Filter the listing below, copying every line in which the word "name" appears.

____________

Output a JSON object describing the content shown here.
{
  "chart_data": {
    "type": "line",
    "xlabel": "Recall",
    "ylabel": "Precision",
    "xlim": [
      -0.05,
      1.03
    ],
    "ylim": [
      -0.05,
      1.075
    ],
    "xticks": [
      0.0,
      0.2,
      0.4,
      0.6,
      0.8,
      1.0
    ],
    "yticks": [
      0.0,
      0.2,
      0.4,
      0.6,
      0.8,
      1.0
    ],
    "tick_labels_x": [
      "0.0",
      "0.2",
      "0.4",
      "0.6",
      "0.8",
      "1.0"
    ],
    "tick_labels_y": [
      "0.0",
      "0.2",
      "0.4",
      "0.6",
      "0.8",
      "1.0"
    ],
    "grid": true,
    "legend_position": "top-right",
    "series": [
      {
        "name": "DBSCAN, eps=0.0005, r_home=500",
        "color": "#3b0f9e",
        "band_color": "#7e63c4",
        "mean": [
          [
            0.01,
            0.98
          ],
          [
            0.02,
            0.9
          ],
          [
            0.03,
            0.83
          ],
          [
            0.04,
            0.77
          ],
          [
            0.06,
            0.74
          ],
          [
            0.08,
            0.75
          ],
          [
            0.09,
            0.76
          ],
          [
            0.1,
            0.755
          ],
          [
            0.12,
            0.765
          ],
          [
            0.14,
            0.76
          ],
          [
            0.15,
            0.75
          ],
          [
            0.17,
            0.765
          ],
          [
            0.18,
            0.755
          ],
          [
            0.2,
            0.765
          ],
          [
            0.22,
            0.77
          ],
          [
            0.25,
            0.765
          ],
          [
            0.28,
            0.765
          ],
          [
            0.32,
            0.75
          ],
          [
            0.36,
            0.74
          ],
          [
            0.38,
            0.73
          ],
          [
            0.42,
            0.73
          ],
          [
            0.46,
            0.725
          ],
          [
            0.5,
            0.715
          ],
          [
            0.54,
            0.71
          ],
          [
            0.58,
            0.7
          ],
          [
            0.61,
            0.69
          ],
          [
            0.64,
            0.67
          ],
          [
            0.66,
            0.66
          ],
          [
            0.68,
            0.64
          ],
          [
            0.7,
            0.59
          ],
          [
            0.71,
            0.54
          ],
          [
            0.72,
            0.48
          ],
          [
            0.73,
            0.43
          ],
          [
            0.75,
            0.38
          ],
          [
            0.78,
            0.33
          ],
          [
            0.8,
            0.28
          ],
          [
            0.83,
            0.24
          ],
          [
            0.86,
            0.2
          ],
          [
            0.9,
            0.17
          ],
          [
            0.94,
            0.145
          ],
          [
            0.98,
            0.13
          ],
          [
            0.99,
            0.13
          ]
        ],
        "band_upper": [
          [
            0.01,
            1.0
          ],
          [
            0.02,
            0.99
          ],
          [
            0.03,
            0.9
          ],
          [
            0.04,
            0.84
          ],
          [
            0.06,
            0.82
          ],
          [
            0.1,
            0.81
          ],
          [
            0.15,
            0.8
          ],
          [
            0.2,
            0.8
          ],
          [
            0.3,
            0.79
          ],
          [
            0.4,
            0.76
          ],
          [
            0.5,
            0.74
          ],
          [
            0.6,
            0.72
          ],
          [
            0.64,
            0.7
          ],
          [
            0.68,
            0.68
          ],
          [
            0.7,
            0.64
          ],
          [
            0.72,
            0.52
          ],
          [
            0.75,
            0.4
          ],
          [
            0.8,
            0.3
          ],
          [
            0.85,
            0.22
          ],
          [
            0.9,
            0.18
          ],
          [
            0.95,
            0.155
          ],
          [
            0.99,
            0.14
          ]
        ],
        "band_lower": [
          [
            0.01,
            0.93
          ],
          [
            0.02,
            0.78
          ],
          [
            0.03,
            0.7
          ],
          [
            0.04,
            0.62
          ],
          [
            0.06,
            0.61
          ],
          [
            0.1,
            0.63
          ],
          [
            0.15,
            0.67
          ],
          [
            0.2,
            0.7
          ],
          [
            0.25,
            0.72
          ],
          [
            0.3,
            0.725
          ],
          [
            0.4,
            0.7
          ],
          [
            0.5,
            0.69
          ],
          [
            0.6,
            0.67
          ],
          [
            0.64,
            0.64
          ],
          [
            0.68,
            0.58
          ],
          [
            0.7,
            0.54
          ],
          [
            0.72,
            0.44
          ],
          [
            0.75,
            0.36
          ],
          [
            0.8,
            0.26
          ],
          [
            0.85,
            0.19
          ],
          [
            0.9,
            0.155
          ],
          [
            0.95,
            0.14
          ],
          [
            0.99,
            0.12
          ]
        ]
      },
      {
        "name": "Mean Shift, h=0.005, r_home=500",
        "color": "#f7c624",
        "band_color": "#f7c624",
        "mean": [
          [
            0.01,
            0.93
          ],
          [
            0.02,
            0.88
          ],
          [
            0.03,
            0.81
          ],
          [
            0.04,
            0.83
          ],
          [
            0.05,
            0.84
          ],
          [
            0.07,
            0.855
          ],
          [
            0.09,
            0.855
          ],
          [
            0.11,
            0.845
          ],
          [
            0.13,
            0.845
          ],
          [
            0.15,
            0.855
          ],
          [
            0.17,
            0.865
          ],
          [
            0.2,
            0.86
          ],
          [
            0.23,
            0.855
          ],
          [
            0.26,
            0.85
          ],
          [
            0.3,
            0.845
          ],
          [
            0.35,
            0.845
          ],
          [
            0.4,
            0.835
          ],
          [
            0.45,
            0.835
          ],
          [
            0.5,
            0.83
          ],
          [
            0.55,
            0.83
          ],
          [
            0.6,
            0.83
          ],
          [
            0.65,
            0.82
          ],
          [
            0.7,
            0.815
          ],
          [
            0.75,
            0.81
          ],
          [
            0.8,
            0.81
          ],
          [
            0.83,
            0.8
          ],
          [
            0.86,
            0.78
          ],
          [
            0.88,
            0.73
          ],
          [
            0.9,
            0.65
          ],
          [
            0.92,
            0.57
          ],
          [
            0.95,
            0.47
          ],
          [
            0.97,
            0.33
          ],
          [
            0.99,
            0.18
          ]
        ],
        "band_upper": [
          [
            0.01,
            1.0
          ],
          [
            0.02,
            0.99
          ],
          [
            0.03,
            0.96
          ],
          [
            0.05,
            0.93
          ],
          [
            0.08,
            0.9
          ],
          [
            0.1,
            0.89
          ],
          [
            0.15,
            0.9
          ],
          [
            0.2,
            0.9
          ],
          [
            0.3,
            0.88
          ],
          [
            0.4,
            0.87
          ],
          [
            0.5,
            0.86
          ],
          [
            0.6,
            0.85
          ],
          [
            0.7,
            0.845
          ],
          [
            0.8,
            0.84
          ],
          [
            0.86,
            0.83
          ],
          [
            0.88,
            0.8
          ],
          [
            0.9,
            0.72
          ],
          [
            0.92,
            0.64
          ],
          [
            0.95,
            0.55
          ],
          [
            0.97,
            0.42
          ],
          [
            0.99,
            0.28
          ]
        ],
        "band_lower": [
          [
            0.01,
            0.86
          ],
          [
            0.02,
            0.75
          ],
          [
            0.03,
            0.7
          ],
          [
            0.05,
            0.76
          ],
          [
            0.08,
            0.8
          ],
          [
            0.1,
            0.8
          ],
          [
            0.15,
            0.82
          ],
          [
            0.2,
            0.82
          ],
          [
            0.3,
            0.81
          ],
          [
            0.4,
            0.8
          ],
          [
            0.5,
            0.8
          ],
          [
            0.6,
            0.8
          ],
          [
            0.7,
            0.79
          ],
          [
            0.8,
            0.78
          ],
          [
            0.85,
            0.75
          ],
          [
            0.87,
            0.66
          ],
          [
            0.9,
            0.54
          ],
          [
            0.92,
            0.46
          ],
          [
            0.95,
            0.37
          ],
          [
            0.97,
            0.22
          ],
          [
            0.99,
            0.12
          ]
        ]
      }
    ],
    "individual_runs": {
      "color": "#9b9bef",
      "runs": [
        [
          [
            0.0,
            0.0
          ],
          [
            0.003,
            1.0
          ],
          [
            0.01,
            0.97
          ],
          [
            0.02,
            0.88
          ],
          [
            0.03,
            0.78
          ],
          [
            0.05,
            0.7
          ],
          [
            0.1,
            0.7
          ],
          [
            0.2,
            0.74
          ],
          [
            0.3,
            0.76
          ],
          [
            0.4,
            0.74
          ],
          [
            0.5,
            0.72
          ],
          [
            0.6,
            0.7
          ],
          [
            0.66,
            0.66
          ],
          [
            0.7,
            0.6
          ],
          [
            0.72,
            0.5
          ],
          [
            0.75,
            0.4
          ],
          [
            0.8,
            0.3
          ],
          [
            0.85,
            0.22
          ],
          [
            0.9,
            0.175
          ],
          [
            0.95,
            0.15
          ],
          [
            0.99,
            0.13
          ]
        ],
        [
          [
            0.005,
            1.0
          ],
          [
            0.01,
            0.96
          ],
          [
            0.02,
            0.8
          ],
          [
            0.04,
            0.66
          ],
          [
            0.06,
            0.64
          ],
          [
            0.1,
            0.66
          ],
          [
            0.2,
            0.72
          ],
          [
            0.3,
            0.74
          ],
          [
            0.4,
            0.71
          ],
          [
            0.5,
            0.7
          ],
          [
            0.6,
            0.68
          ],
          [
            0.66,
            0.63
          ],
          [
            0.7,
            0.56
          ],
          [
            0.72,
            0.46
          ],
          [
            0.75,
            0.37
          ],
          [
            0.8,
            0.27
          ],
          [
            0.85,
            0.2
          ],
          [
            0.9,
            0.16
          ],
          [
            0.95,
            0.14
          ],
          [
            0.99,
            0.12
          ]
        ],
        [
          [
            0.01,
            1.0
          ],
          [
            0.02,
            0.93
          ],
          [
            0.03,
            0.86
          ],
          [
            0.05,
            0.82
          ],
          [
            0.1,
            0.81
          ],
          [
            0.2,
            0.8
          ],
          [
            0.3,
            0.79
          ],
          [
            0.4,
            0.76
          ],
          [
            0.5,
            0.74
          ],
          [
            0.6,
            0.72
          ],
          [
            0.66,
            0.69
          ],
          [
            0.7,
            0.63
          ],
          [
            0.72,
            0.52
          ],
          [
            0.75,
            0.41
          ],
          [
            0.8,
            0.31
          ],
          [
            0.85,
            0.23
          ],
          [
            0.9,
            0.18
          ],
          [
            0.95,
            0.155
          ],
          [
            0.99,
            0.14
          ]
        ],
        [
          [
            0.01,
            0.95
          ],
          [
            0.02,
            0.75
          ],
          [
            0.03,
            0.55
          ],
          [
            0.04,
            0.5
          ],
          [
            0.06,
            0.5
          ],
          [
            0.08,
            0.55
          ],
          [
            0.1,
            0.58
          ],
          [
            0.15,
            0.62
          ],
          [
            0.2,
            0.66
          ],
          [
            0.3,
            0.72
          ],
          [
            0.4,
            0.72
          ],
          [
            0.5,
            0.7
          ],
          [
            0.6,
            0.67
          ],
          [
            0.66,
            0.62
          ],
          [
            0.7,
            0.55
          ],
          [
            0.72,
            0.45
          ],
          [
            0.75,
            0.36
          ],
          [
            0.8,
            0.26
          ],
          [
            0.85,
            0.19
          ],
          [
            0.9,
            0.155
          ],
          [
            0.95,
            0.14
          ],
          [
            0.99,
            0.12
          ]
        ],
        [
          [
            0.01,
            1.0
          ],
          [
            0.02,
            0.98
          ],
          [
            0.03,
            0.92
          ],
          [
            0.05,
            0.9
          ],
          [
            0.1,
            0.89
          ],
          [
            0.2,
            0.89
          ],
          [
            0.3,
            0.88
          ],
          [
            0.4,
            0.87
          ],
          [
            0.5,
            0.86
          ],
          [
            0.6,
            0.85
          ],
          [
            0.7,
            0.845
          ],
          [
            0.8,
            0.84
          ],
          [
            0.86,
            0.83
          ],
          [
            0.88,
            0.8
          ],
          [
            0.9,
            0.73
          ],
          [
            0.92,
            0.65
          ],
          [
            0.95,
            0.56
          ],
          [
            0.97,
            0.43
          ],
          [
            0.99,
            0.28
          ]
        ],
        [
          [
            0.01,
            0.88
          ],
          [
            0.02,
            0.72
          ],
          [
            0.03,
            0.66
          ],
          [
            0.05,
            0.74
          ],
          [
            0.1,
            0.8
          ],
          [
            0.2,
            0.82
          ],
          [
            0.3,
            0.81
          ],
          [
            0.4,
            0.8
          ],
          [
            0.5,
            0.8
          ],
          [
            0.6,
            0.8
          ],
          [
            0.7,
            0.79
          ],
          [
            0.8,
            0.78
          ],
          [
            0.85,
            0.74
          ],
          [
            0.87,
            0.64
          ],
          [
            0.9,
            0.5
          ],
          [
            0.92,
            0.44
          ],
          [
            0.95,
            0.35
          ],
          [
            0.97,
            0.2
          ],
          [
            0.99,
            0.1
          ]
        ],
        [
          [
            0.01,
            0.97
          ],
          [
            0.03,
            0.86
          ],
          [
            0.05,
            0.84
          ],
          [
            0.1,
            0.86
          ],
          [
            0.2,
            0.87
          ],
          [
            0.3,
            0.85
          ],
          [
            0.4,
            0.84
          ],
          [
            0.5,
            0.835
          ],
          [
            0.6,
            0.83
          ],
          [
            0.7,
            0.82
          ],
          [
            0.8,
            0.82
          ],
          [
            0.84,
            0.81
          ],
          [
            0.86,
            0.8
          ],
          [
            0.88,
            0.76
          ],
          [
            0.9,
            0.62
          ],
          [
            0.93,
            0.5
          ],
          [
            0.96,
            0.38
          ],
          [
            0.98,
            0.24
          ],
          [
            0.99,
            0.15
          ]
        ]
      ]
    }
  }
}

____________

## Result of the exercise
        "name": "DBSCAN, eps=0.0005, r_home=500",
        "name": "Mean Shift, h=0.005, r_home=500",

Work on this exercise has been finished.